■ STATED GOAL:
Quote exactly the lines from the one with "What does this" to the end of the data, both included; omit the pictures.

■ Saved entries:
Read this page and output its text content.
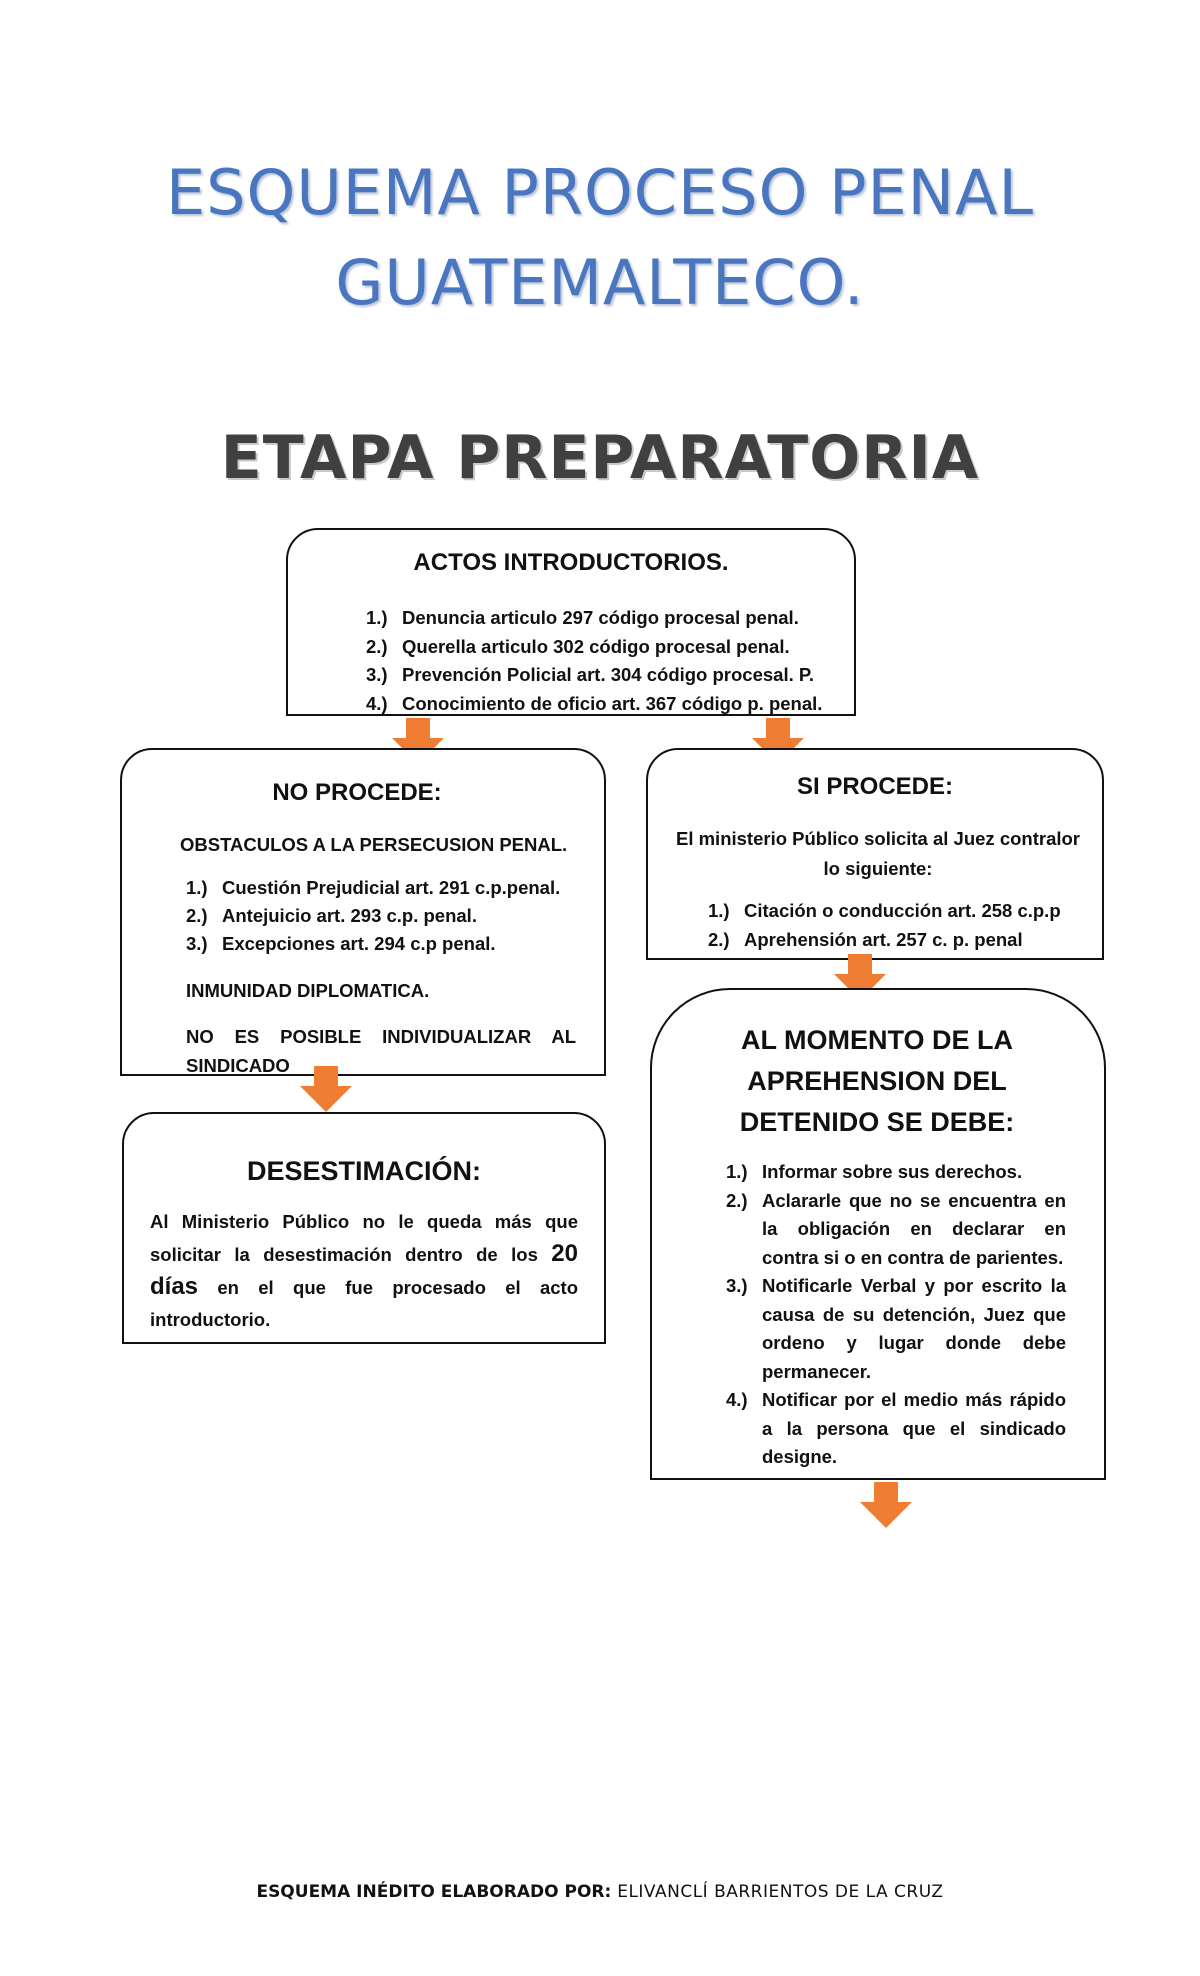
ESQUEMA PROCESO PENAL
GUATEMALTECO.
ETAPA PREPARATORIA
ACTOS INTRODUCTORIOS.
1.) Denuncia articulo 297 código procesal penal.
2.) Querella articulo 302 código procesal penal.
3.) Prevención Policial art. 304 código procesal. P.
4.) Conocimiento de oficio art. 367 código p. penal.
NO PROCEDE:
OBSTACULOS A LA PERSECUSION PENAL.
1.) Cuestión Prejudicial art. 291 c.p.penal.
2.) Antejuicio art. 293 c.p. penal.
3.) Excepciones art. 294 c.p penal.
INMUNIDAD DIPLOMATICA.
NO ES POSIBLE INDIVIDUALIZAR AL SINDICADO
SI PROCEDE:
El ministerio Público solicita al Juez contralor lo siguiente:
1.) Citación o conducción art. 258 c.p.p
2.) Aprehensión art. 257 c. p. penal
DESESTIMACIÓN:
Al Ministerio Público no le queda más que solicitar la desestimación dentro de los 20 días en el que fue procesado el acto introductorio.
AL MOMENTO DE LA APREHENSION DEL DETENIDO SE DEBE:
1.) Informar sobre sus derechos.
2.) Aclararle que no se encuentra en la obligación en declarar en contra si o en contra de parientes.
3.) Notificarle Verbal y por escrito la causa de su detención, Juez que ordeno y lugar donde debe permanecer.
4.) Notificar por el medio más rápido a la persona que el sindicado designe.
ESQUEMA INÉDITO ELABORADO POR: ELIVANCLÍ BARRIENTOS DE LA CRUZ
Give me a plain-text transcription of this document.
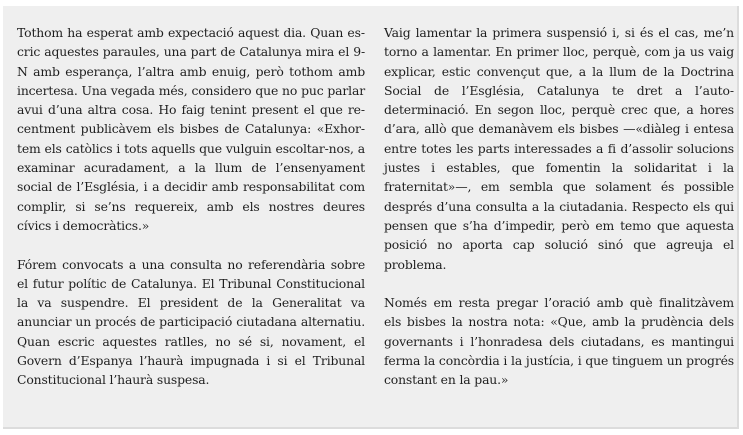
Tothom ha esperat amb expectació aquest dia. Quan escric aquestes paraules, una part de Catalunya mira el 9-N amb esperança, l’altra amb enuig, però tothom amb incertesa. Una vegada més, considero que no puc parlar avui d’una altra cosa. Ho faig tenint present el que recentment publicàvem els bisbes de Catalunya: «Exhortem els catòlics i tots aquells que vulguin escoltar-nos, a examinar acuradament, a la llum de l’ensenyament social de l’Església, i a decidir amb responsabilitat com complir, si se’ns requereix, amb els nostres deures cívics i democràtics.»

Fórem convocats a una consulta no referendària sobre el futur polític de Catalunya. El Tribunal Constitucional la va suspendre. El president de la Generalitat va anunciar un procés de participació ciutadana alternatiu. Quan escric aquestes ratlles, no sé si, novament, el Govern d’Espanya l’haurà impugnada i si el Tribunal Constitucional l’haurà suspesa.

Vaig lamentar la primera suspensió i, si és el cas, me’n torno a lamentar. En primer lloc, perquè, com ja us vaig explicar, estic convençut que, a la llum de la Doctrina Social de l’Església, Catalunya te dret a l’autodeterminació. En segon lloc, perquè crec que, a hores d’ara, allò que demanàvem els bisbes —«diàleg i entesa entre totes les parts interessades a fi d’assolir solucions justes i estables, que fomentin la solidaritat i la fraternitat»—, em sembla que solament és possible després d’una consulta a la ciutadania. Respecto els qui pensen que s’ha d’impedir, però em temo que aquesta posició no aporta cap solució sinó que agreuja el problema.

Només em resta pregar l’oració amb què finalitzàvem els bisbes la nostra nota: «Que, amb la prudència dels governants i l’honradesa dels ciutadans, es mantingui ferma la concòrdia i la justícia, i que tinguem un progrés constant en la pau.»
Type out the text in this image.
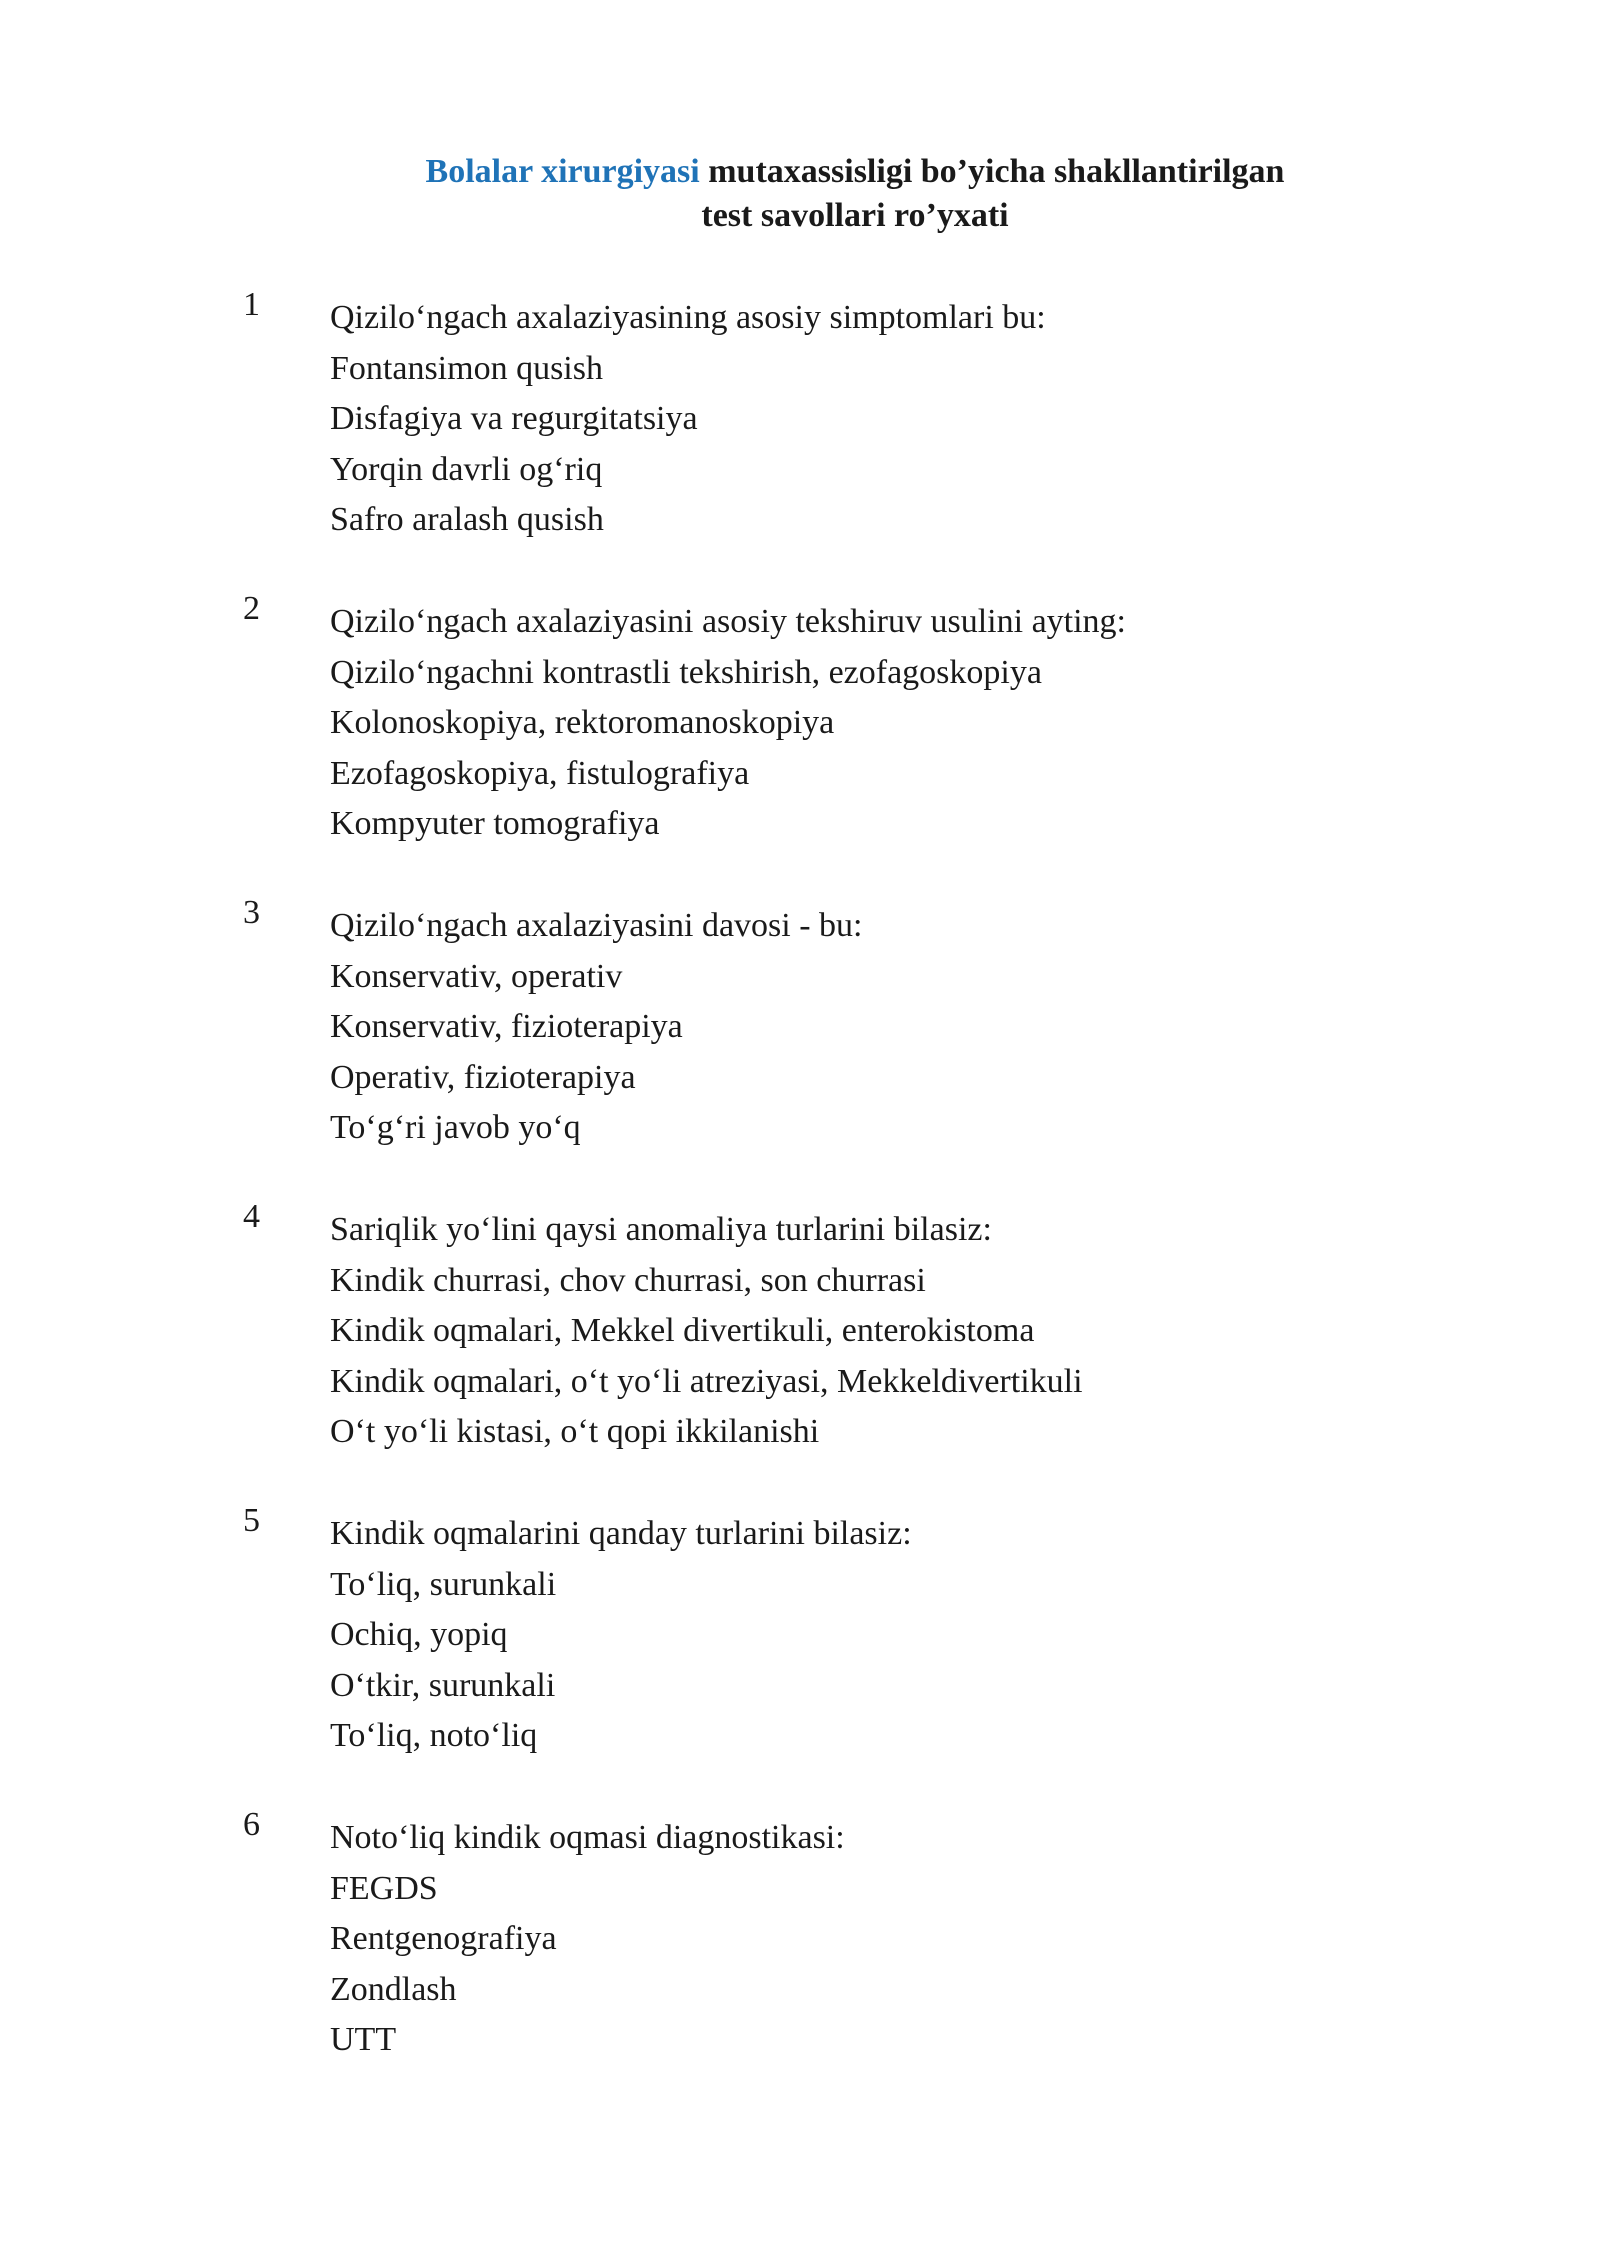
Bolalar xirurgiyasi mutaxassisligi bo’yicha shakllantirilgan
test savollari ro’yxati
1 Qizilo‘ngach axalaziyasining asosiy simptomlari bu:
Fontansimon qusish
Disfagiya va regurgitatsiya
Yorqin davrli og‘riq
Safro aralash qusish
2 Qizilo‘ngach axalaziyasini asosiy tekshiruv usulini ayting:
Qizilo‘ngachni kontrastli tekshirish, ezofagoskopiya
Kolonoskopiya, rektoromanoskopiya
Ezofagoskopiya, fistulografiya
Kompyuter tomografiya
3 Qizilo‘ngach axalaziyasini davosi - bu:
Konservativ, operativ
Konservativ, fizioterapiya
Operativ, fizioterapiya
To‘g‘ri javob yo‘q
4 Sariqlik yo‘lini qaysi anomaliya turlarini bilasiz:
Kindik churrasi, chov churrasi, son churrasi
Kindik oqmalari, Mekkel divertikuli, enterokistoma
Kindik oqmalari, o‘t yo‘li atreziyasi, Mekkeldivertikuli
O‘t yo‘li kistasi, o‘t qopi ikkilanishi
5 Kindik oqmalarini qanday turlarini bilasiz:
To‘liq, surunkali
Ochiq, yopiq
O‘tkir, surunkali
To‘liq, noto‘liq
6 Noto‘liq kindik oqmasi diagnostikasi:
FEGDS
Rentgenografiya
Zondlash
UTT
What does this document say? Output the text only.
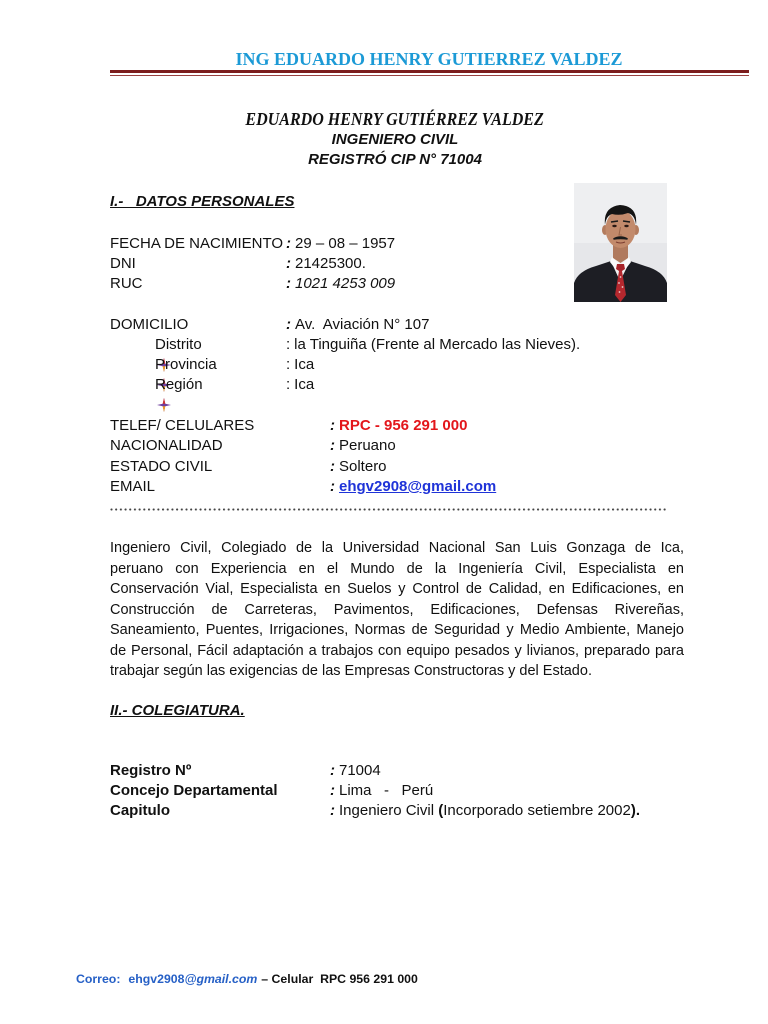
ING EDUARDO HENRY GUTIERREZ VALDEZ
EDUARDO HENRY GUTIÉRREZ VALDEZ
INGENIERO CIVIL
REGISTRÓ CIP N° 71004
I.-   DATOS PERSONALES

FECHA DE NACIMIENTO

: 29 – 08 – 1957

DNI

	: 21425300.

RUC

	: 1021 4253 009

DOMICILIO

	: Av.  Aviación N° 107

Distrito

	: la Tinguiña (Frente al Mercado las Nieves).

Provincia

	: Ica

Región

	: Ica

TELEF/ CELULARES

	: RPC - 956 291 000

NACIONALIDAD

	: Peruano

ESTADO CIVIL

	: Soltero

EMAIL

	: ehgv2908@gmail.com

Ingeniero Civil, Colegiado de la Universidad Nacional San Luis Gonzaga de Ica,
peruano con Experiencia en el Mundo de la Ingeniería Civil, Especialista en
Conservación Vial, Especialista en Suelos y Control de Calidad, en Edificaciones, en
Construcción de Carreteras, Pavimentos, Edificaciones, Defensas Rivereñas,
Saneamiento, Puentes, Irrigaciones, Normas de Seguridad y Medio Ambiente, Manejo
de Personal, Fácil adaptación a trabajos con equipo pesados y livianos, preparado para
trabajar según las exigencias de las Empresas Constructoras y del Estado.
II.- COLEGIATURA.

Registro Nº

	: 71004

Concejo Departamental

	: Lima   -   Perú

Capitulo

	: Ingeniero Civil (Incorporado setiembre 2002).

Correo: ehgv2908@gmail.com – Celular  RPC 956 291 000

■ ANSWER TO THIS TASK:
What does this document say? Output the text only.
ING EDUARDO HENRY GUTIERREZ VALDEZ
EDUARDO HENRY GUTIÉRREZ VALDEZ
INGENIERO CIVIL
REGISTRÓ CIP N° 71004
I.-   DATOS PERSONALES

FECHA DE NACIMIENTO

: 29 – 08 – 1957

DNI

	: 21425300.

RUC

	: 1021 4253 009

DOMICILIO

	: Av.  Aviación N° 107

Distrito

	: la Tinguiña (Frente al Mercado las Nieves).

Provincia

	: Ica

Región

	: Ica

TELEF/ CELULARES

	: RPC - 956 291 000

NACIONALIDAD

	: Peruano

ESTADO CIVIL

	: Soltero

EMAIL

	: ehgv2908@gmail.com

Ingeniero Civil, Colegiado de la Universidad Nacional San Luis Gonzaga de Ica,
peruano con Experiencia en el Mundo de la Ingeniería Civil, Especialista en
Conservación Vial, Especialista en Suelos y Control de Calidad, en Edificaciones, en
Construcción de Carreteras, Pavimentos, Edificaciones, Defensas Rivereñas,
Saneamiento, Puentes, Irrigaciones, Normas de Seguridad y Medio Ambiente, Manejo
de Personal, Fácil adaptación a trabajos con equipo pesados y livianos, preparado para
trabajar según las exigencias de las Empresas Constructoras y del Estado.
II.- COLEGIATURA.

Registro Nº

	: 71004

Concejo Departamental

	: Lima   -   Perú

Capitulo

	: Ingeniero Civil (Incorporado setiembre 2002).

Correo: ehgv2908@gmail.com – Celular  RPC 956 291 000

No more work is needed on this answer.